Task details
How many lines in these records hold the string "assurance"? Reply with the number alone.

Material for this exercise
========

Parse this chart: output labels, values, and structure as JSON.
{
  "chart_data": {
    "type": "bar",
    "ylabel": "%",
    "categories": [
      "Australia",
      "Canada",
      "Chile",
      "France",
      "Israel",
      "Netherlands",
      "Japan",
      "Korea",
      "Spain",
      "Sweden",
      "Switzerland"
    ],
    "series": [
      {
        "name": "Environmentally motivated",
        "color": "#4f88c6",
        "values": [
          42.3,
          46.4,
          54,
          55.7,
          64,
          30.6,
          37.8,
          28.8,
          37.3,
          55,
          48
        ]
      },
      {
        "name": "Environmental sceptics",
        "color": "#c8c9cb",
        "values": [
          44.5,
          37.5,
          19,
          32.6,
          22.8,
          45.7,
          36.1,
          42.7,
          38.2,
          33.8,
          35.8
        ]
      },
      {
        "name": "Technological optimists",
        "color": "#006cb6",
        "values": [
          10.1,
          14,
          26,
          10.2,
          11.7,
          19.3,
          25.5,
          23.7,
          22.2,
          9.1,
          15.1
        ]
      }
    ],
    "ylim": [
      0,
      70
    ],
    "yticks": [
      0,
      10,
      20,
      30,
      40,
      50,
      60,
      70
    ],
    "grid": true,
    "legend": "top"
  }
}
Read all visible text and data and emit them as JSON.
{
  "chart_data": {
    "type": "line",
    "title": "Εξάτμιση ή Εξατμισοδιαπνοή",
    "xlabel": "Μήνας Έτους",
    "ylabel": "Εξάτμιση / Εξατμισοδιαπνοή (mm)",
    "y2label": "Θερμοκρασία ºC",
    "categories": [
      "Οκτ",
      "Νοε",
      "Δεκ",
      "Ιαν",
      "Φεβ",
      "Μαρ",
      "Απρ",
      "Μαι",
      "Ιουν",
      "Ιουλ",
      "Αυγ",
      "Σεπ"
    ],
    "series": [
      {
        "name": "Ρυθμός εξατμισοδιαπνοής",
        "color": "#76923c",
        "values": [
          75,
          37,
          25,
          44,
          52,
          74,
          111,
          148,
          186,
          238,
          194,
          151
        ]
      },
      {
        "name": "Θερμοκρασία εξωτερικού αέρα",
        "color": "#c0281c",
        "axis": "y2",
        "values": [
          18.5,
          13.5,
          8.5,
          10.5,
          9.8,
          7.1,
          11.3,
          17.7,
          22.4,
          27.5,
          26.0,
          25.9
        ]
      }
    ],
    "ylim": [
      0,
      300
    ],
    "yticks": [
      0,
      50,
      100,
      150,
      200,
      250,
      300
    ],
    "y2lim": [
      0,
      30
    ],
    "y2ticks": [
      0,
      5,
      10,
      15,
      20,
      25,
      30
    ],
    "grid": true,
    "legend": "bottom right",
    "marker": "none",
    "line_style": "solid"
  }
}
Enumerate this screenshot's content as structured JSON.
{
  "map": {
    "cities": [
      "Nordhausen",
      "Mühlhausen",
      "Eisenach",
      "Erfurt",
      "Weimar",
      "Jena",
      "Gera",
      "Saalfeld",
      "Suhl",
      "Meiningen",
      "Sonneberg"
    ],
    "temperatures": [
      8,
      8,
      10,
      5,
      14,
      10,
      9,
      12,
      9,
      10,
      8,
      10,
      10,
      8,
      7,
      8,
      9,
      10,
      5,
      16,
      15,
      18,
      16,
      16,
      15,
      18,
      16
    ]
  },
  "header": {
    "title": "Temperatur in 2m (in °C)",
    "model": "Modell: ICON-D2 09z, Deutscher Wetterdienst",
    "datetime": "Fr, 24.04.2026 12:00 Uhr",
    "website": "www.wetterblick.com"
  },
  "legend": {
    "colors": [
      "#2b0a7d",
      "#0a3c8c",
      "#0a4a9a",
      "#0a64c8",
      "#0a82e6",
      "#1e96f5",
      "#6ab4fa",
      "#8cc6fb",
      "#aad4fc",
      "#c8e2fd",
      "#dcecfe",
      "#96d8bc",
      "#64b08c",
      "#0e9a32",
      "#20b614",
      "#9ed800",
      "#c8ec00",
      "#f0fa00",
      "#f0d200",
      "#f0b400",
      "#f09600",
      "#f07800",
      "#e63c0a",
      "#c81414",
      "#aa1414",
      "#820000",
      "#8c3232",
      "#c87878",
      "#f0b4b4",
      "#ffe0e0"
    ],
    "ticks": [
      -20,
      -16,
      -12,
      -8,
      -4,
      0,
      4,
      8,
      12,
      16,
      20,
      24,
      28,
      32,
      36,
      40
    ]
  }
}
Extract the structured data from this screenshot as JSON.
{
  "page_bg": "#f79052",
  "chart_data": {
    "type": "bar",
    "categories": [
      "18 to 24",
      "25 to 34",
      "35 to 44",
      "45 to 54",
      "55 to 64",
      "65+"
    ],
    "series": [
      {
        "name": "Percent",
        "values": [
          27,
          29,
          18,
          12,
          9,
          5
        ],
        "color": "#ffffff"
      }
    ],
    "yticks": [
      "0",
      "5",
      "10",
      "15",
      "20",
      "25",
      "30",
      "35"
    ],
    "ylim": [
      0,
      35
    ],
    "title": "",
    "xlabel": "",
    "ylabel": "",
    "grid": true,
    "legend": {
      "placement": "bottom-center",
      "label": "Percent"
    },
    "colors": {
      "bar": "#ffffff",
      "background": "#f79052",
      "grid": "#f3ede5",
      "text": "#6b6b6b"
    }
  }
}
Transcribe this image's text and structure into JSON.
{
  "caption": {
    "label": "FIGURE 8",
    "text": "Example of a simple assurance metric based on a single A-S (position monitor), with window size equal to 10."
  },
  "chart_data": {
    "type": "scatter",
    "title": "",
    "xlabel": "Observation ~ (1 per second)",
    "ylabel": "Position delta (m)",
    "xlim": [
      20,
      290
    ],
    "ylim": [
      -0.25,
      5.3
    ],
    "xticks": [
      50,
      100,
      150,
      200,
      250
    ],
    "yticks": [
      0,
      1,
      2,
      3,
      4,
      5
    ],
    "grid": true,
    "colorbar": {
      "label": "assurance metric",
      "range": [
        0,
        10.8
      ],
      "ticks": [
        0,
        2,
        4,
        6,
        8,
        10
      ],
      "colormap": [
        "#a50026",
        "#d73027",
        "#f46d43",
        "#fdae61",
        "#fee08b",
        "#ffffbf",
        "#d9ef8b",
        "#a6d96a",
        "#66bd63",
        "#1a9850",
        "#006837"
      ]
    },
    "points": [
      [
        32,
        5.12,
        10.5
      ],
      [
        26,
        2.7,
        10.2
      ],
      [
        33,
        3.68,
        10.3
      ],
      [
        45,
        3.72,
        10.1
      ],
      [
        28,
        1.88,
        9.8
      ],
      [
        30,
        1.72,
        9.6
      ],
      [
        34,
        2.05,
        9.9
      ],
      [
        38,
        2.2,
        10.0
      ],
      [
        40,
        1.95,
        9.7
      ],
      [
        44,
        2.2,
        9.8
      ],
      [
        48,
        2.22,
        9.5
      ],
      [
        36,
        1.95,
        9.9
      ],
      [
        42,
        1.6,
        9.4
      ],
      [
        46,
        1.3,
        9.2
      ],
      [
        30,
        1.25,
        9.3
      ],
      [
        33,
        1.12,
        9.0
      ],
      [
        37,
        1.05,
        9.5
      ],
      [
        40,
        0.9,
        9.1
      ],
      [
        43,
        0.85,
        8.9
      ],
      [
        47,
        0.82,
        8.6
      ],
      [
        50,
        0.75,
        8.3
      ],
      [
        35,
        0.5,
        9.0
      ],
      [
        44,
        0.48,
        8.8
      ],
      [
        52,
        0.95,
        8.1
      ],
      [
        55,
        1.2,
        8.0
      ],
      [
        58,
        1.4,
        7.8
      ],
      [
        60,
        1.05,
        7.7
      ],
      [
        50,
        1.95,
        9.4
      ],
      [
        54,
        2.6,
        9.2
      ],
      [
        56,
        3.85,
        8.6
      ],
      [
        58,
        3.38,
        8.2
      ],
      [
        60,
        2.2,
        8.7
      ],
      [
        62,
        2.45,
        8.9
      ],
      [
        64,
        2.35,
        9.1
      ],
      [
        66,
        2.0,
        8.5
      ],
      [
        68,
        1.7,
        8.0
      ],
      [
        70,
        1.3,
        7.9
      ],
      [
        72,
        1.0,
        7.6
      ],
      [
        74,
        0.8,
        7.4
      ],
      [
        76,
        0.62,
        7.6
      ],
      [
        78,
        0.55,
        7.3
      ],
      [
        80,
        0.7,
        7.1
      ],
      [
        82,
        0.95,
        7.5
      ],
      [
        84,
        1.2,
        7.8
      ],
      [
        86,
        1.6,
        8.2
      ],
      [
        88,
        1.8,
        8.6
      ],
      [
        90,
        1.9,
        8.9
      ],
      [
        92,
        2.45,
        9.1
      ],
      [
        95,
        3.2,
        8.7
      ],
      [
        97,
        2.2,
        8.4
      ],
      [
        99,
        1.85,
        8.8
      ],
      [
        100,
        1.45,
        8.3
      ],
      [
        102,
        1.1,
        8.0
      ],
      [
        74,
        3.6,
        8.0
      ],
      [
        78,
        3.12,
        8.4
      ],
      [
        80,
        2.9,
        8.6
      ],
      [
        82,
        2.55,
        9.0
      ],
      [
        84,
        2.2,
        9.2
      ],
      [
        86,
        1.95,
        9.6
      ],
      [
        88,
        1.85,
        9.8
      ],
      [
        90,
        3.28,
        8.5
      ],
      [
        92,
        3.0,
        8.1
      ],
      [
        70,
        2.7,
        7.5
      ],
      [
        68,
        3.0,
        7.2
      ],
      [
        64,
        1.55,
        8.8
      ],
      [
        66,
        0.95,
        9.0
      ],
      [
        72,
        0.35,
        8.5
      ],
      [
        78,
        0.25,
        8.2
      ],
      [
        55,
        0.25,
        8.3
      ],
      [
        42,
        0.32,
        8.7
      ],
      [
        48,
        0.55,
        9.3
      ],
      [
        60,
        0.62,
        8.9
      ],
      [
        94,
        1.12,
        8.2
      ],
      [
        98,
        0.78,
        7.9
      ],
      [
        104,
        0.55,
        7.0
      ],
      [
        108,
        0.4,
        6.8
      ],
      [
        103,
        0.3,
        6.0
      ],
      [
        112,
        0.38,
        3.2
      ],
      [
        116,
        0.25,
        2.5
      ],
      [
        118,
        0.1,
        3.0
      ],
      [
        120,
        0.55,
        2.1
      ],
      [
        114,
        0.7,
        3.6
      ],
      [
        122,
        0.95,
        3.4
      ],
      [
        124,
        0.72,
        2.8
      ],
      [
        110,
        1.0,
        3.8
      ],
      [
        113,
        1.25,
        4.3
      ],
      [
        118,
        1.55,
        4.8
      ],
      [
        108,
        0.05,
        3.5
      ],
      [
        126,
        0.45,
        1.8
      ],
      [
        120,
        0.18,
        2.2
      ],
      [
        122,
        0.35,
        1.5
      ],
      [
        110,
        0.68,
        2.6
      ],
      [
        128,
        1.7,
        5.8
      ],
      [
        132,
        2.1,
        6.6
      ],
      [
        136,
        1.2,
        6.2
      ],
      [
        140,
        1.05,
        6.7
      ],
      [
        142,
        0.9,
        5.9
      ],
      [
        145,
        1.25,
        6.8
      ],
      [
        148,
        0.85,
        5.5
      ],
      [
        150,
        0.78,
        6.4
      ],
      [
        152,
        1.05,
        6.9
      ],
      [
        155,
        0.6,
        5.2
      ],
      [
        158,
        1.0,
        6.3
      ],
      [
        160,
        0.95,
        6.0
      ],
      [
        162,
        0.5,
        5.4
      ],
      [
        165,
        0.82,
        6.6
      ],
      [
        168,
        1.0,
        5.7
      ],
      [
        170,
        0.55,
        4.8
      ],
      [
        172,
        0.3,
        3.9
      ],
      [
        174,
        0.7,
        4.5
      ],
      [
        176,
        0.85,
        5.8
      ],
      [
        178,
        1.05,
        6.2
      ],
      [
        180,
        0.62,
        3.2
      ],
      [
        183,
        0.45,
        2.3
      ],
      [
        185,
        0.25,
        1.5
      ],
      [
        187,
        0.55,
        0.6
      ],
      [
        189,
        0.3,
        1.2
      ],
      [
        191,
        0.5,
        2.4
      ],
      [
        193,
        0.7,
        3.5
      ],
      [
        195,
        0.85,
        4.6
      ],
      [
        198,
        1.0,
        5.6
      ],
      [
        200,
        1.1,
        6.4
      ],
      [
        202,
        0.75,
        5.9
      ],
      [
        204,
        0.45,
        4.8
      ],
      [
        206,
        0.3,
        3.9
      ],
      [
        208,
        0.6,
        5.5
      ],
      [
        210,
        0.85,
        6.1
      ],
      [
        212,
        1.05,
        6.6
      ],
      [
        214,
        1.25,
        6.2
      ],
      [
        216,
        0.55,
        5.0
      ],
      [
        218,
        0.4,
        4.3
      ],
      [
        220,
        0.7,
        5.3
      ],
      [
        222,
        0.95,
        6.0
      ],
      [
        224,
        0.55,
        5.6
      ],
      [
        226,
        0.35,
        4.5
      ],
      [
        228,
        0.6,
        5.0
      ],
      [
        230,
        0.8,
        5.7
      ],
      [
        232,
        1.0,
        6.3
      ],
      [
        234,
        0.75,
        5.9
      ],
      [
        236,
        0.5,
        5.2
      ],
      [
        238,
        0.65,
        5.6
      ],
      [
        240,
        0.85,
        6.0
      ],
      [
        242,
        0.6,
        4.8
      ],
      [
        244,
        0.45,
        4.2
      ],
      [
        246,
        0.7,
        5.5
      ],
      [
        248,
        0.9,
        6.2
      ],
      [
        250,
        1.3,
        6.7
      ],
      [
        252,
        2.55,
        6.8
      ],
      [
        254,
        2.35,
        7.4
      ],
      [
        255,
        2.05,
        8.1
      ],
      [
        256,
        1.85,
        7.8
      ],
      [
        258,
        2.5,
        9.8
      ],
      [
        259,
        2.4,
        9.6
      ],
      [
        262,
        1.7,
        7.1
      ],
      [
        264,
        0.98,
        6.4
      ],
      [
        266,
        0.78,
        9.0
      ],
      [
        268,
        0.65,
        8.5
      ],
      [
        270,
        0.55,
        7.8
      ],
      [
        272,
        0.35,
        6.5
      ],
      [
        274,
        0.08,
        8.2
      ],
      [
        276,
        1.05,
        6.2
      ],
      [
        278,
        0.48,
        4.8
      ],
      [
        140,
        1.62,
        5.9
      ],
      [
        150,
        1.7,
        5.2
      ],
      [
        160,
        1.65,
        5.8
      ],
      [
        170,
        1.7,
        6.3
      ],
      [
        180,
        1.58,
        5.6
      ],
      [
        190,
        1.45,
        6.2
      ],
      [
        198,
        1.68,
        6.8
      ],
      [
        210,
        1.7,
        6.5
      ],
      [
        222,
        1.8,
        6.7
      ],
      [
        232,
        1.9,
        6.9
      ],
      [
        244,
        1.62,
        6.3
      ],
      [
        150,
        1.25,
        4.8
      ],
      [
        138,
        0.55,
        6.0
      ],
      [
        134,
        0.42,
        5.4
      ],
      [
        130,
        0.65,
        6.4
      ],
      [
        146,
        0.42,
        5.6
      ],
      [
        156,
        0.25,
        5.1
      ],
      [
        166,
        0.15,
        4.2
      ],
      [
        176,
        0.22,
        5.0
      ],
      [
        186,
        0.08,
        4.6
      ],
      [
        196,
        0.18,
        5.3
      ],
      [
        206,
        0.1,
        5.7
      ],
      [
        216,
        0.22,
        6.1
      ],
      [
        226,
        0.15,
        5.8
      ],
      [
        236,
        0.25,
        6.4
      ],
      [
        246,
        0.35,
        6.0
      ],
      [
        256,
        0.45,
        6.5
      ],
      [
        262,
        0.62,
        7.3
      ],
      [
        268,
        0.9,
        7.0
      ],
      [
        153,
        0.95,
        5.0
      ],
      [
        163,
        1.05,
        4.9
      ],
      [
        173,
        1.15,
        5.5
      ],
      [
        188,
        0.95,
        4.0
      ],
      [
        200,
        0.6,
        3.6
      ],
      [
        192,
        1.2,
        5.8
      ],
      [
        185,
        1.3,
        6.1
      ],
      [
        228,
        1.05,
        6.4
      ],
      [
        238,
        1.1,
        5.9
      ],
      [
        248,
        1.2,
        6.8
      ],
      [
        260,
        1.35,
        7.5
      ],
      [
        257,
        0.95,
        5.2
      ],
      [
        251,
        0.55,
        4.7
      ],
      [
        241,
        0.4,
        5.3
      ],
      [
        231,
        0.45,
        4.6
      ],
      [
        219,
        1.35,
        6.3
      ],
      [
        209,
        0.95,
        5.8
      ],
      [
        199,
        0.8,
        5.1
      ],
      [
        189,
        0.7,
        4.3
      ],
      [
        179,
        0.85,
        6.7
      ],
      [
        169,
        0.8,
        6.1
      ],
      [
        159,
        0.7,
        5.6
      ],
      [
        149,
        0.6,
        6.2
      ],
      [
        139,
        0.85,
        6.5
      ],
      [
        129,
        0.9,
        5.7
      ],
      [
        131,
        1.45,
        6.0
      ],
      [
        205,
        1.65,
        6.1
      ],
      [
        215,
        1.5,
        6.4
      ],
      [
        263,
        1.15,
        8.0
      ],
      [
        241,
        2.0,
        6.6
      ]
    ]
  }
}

========

Exercise output
2